--- Begin RECORDED DATA ---
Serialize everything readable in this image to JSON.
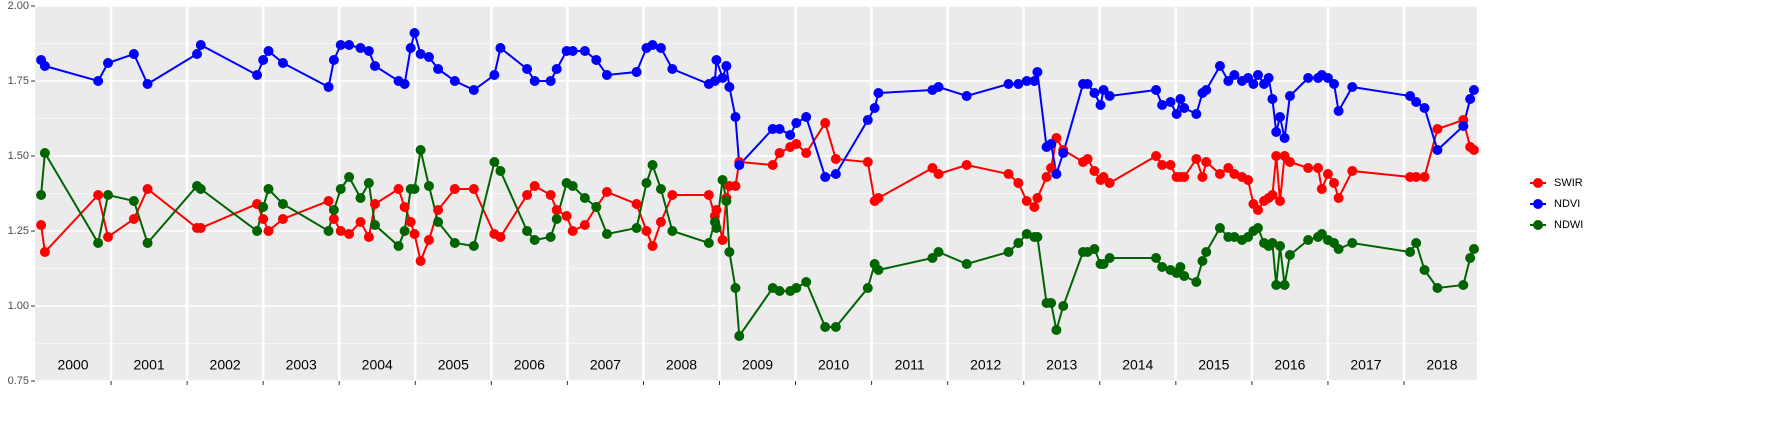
{
  "chart_data": {
    "type": "line",
    "x": [
      2000.08,
      2000.13,
      2000.83,
      2000.96,
      2001.3,
      2001.48,
      2002.13,
      2002.18,
      2002.92,
      2003.0,
      2003.07,
      2003.26,
      2003.86,
      2003.93,
      2004.02,
      2004.13,
      2004.28,
      2004.39,
      2004.47,
      2004.78,
      2004.86,
      2004.94,
      2004.99,
      2005.07,
      2005.18,
      2005.3,
      2005.52,
      2005.77,
      2006.04,
      2006.12,
      2006.47,
      2006.57,
      2006.78,
      2006.86,
      2006.99,
      2007.07,
      2007.23,
      2007.38,
      2007.52,
      2007.91,
      2008.04,
      2008.12,
      2008.23,
      2008.38,
      2008.86,
      2008.94,
      2008.96,
      2009.04,
      2009.09,
      2009.13,
      2009.21,
      2009.26,
      2009.7,
      2009.79,
      2009.93,
      2010.01,
      2010.14,
      2010.39,
      2010.53,
      2010.95,
      2011.04,
      2011.09,
      2011.8,
      2011.88,
      2012.25,
      2012.8,
      2012.93,
      2013.04,
      2013.14,
      2013.18,
      2013.3,
      2013.36,
      2013.43,
      2013.52,
      2013.78,
      2013.84,
      2013.93,
      2014.01,
      2014.05,
      2014.13,
      2014.74,
      2014.82,
      2014.93,
      2015.01,
      2015.06,
      2015.11,
      2015.27,
      2015.35,
      2015.4,
      2015.58,
      2015.69,
      2015.77,
      2015.87,
      2015.95,
      2016.02,
      2016.08,
      2016.16,
      2016.22,
      2016.27,
      2016.32,
      2016.37,
      2016.43,
      2016.5,
      2016.74,
      2016.87,
      2016.92,
      2017.0,
      2017.08,
      2017.14,
      2017.32,
      2018.08,
      2018.16,
      2018.27,
      2018.44,
      2018.78,
      2018.87,
      2018.92
    ],
    "series": [
      {
        "name": "SWIR",
        "color": "#ff0000",
        "values": [
          1.27,
          1.18,
          1.37,
          1.23,
          1.29,
          1.39,
          1.26,
          1.26,
          1.34,
          1.29,
          1.25,
          1.29,
          1.35,
          1.29,
          1.25,
          1.24,
          1.28,
          1.23,
          1.34,
          1.39,
          1.33,
          1.28,
          1.24,
          1.15,
          1.22,
          1.32,
          1.39,
          1.39,
          1.24,
          1.23,
          1.37,
          1.4,
          1.37,
          1.32,
          1.3,
          1.25,
          1.27,
          1.33,
          1.38,
          1.34,
          1.25,
          1.2,
          1.28,
          1.37,
          1.37,
          1.3,
          1.32,
          1.22,
          1.36,
          1.4,
          1.4,
          1.48,
          1.47,
          1.51,
          1.53,
          1.54,
          1.51,
          1.61,
          1.49,
          1.48,
          1.35,
          1.36,
          1.46,
          1.44,
          1.47,
          1.44,
          1.41,
          1.35,
          1.33,
          1.36,
          1.43,
          1.46,
          1.56,
          1.52,
          1.48,
          1.49,
          1.45,
          1.42,
          1.43,
          1.41,
          1.5,
          1.47,
          1.47,
          1.43,
          1.43,
          1.43,
          1.49,
          1.43,
          1.48,
          1.44,
          1.46,
          1.44,
          1.43,
          1.42,
          1.34,
          1.32,
          1.35,
          1.36,
          1.37,
          1.5,
          1.35,
          1.5,
          1.48,
          1.46,
          1.46,
          1.39,
          1.44,
          1.41,
          1.36,
          1.45,
          1.43,
          1.43,
          1.43,
          1.59,
          1.62,
          1.53,
          1.52
        ]
      },
      {
        "name": "NDVI",
        "color": "#0000ff",
        "values": [
          1.82,
          1.8,
          1.75,
          1.81,
          1.84,
          1.74,
          1.84,
          1.87,
          1.77,
          1.82,
          1.85,
          1.81,
          1.73,
          1.82,
          1.87,
          1.87,
          1.86,
          1.85,
          1.8,
          1.75,
          1.74,
          1.86,
          1.91,
          1.84,
          1.83,
          1.79,
          1.75,
          1.72,
          1.77,
          1.86,
          1.79,
          1.75,
          1.75,
          1.79,
          1.85,
          1.85,
          1.85,
          1.82,
          1.77,
          1.78,
          1.86,
          1.87,
          1.86,
          1.79,
          1.74,
          1.75,
          1.82,
          1.76,
          1.8,
          1.73,
          1.63,
          1.47,
          1.59,
          1.59,
          1.57,
          1.61,
          1.63,
          1.43,
          1.44,
          1.62,
          1.66,
          1.71,
          1.72,
          1.73,
          1.7,
          1.74,
          1.74,
          1.75,
          1.75,
          1.78,
          1.53,
          1.54,
          1.44,
          1.51,
          1.74,
          1.74,
          1.71,
          1.67,
          1.72,
          1.7,
          1.72,
          1.67,
          1.68,
          1.64,
          1.69,
          1.66,
          1.64,
          1.71,
          1.72,
          1.8,
          1.75,
          1.77,
          1.75,
          1.76,
          1.74,
          1.77,
          1.74,
          1.76,
          1.69,
          1.58,
          1.63,
          1.56,
          1.7,
          1.76,
          1.76,
          1.77,
          1.76,
          1.74,
          1.65,
          1.73,
          1.7,
          1.68,
          1.66,
          1.52,
          1.6,
          1.69,
          1.72
        ]
      },
      {
        "name": "NDWI",
        "color": "#006400",
        "values": [
          1.37,
          1.51,
          1.21,
          1.37,
          1.35,
          1.21,
          1.4,
          1.39,
          1.25,
          1.33,
          1.39,
          1.34,
          1.25,
          1.32,
          1.39,
          1.43,
          1.36,
          1.41,
          1.27,
          1.2,
          1.25,
          1.39,
          1.39,
          1.52,
          1.4,
          1.28,
          1.21,
          1.2,
          1.48,
          1.45,
          1.25,
          1.22,
          1.23,
          1.29,
          1.41,
          1.4,
          1.36,
          1.33,
          1.24,
          1.26,
          1.41,
          1.47,
          1.39,
          1.25,
          1.21,
          1.28,
          1.26,
          1.42,
          1.35,
          1.18,
          1.06,
          0.9,
          1.06,
          1.05,
          1.05,
          1.06,
          1.08,
          0.93,
          0.93,
          1.06,
          1.14,
          1.12,
          1.16,
          1.18,
          1.14,
          1.18,
          1.21,
          1.24,
          1.23,
          1.23,
          1.01,
          1.01,
          0.92,
          1.0,
          1.18,
          1.18,
          1.19,
          1.14,
          1.14,
          1.16,
          1.16,
          1.13,
          1.12,
          1.11,
          1.13,
          1.1,
          1.08,
          1.15,
          1.18,
          1.26,
          1.23,
          1.23,
          1.22,
          1.23,
          1.25,
          1.26,
          1.21,
          1.2,
          1.21,
          1.07,
          1.2,
          1.07,
          1.17,
          1.22,
          1.23,
          1.24,
          1.22,
          1.21,
          1.19,
          1.21,
          1.18,
          1.21,
          1.12,
          1.06,
          1.07,
          1.16,
          1.19
        ]
      }
    ],
    "xlim": [
      2000,
      2018.96
    ],
    "xticks": [
      {
        "value": 2000.5,
        "label": "2000"
      },
      {
        "value": 2001.5,
        "label": "2001"
      },
      {
        "value": 2002.5,
        "label": "2002"
      },
      {
        "value": 2003.5,
        "label": "2003"
      },
      {
        "value": 2004.5,
        "label": "2004"
      },
      {
        "value": 2005.5,
        "label": "2005"
      },
      {
        "value": 2006.5,
        "label": "2006"
      },
      {
        "value": 2007.5,
        "label": "2007"
      },
      {
        "value": 2008.5,
        "label": "2008"
      },
      {
        "value": 2009.5,
        "label": "2009"
      },
      {
        "value": 2010.5,
        "label": "2010"
      },
      {
        "value": 2011.5,
        "label": "2011"
      },
      {
        "value": 2012.5,
        "label": "2012"
      },
      {
        "value": 2013.5,
        "label": "2013"
      },
      {
        "value": 2014.5,
        "label": "2014"
      },
      {
        "value": 2015.5,
        "label": "2015"
      },
      {
        "value": 2016.5,
        "label": "2016"
      },
      {
        "value": 2017.5,
        "label": "2017"
      },
      {
        "value": 2018.5,
        "label": "2018"
      }
    ],
    "ylim": [
      0.75,
      2.0
    ],
    "yticks": [
      {
        "value": 0.75,
        "label": "0.75"
      },
      {
        "value": 1.0,
        "label": "1.00"
      },
      {
        "value": 1.25,
        "label": "1.25"
      },
      {
        "value": 1.5,
        "label": "1.50"
      },
      {
        "value": 1.75,
        "label": "1.75"
      },
      {
        "value": 2.0,
        "label": "2.00"
      }
    ],
    "grid": true,
    "legend": "right"
  }
}
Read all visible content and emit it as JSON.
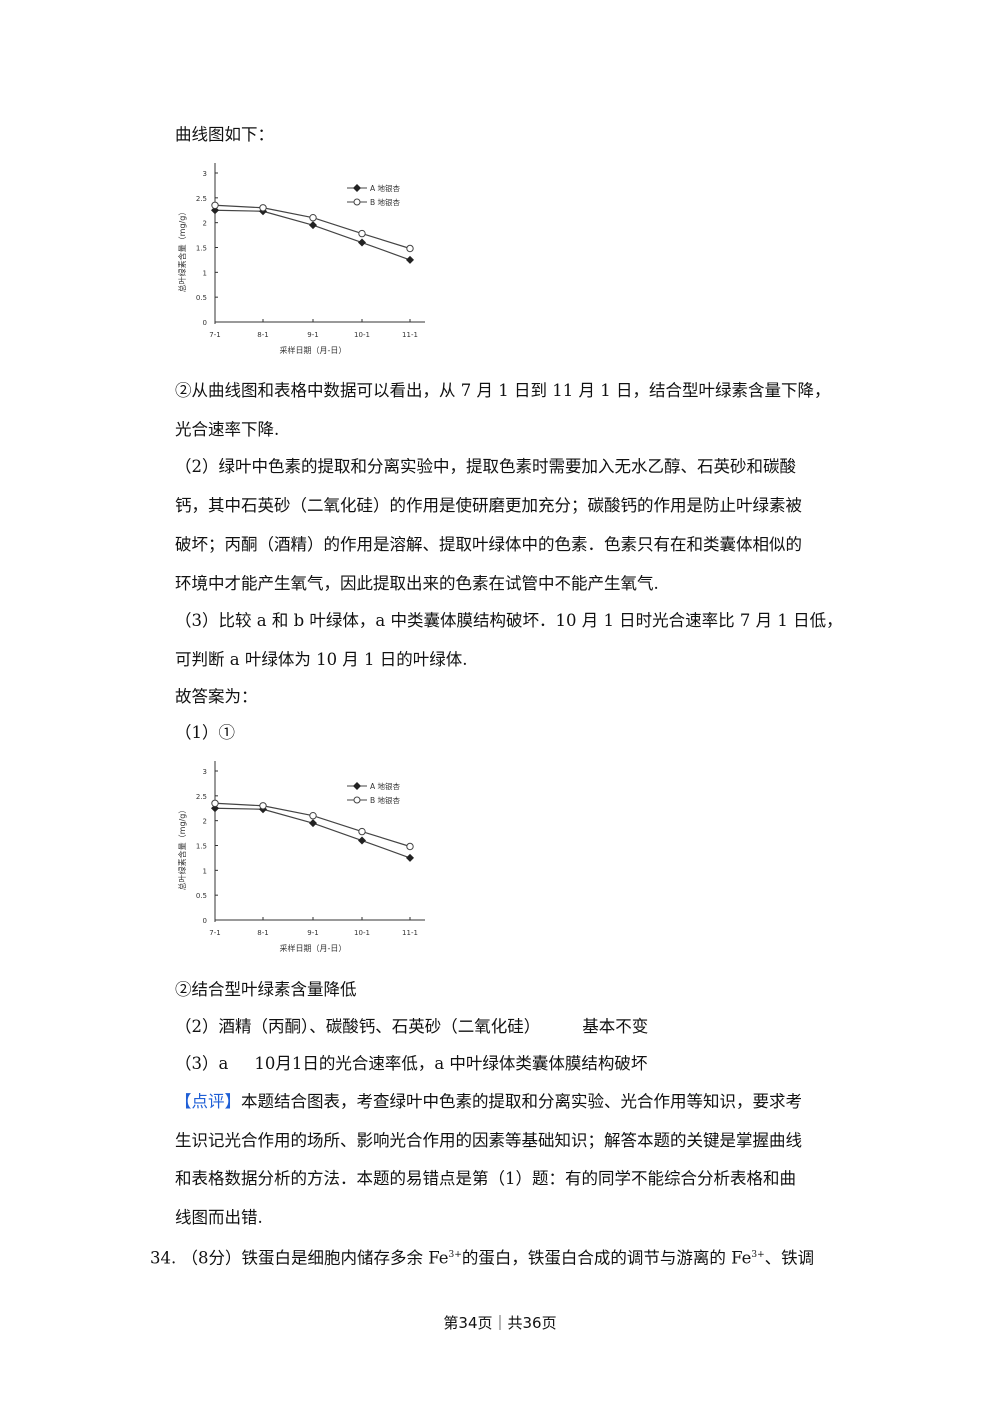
{
  "lines": {
    "l1": "曲线图如下：",
    "l2": "②从曲线图和表格中数据可以看出，从 7 月 1 日到 11 月 1 日，结合型叶绿素含量下降，",
    "l3": "光合速率下降.",
    "l4": "（2）绿叶中色素的提取和分离实验中，提取色素时需要加入无水乙醇、石英砂和碳酸",
    "l5": "钙，其中石英砂（二氧化硅）的作用是使研磨更加充分；碳酸钙的作用是防止叶绿素被",
    "l6": "破坏；丙酮（酒精）的作用是溶解、提取叶绿体中的色素．色素只有在和类囊体相似的",
    "l7": "环境中才能产生氧气，因此提取出来的色素在试管中不能产生氧气.",
    "l8": "（3）比较 a 和 b 叶绿体，a 中类囊体膜结构破坏．10 月 1 日时光合速率比 7 月 1 日低，",
    "l9": "可判断 a 叶绿体为 10 月 1 日的叶绿体.",
    "l10": "故答案为：",
    "l11": "（1）①",
    "l12": "②结合型叶绿素含量降低",
    "l13a": "（2）酒精（丙酮）、碳酸钙、石英砂（二氧化硅）",
    "l13b": "基本不变",
    "l14a": "（3）a",
    "l14b": "10月1日的光合速率低，a 中叶绿体类囊体膜结构破坏",
    "comment_tag": "【点评】",
    "l15": "本题结合图表，考查绿叶中色素的提取和分离实验、光合作用等知识，要求考",
    "l16": "生识记光合作用的场所、影响光合作用的因素等基础知识；解答本题的关键是掌握曲线",
    "l17": "和表格数据分析的方法．本题的易错点是第（1）题：有的同学不能综合分析表格和曲",
    "l18": "线图而出错.",
    "q34_a": "34. （8分）铁蛋白是细胞内储存多余 Fe",
    "q34_sup1": "3+",
    "q34_b": "的蛋白，铁蛋白合成的调节与游离的 Fe",
    "q34_sup2": "3+",
    "q34_c": "、铁调"
  },
  "footer": "第34页｜共36页",
  "colors": {
    "comment_tag": "#1f5fd6"
  },
  "chart_data": [
    {
      "type": "line",
      "xlabel": "采样日期（月-日）",
      "ylabel": "总叶绿素含量（mg/g）",
      "categories": [
        "7-1",
        "8-1",
        "9-1",
        "10-1",
        "11-1"
      ],
      "yticks": [
        "0",
        "0.5",
        "1",
        "1.5",
        "2",
        "2.5",
        "3"
      ],
      "ylim": [
        0,
        3
      ],
      "legend_position": "top-right",
      "series": [
        {
          "name": "A 地银杏",
          "marker": "filled-diamond",
          "values": [
            2.25,
            2.23,
            1.95,
            1.6,
            1.25
          ]
        },
        {
          "name": "B 地银杏",
          "marker": "open-circle",
          "values": [
            2.35,
            2.3,
            2.1,
            1.78,
            1.48
          ]
        }
      ]
    },
    {
      "type": "line",
      "xlabel": "采样日期（月-日）",
      "ylabel": "总叶绿素含量（mg/g）",
      "categories": [
        "7-1",
        "8-1",
        "9-1",
        "10-1",
        "11-1"
      ],
      "yticks": [
        "0",
        "0.5",
        "1",
        "1.5",
        "2",
        "2.5",
        "3"
      ],
      "ylim": [
        0,
        3
      ],
      "legend_position": "top-right",
      "series": [
        {
          "name": "A 地银杏",
          "marker": "filled-diamond",
          "values": [
            2.25,
            2.23,
            1.95,
            1.6,
            1.25
          ]
        },
        {
          "name": "B 地银杏",
          "marker": "open-circle",
          "values": [
            2.35,
            2.3,
            2.1,
            1.78,
            1.48
          ]
        }
      ]
    }
  ]
}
--- End RECORDED DATA ---
Collect the lines of the records that include the string "二氧化硅".

    "l5": "钙，其中石英砂（二氧化硅）的作用是使研磨更加充分；碳酸钙的作用是防止叶绿素被",
    "l13a": "（2）酒精（丙酮）、碳酸钙、石英砂（二氧化硅）",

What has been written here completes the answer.